> _Stated problem_
Exactly as they appear, output all of the records. Skip any images.

**** Records

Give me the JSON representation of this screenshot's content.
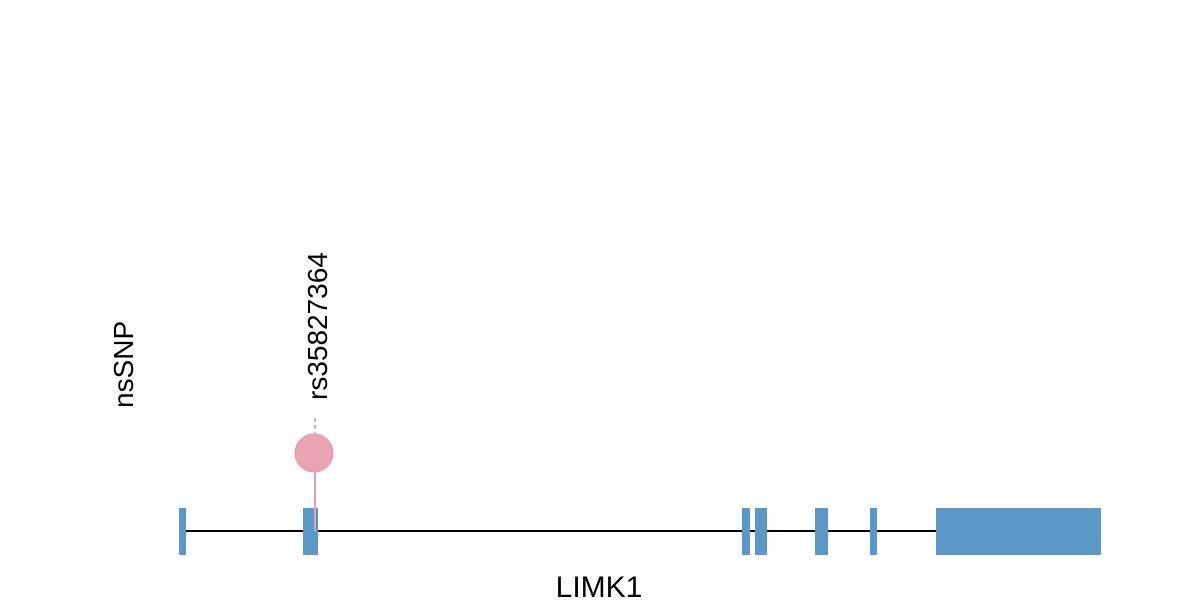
{
  "track": {
    "label": "nsSNP"
  },
  "variants": [
    {
      "label": "rs35827364"
    }
  ],
  "gene": {
    "name": "LIMK1"
  }
}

********

> _Answer to the problem_
Give me the JSON representation of this screenshot's content.
{
  "track": {
    "label": "nsSNP"
  },
  "variants": [
    {
      "label": "rs35827364"
    }
  ],
  "gene": {
    "name": "LIMK1"
  }
}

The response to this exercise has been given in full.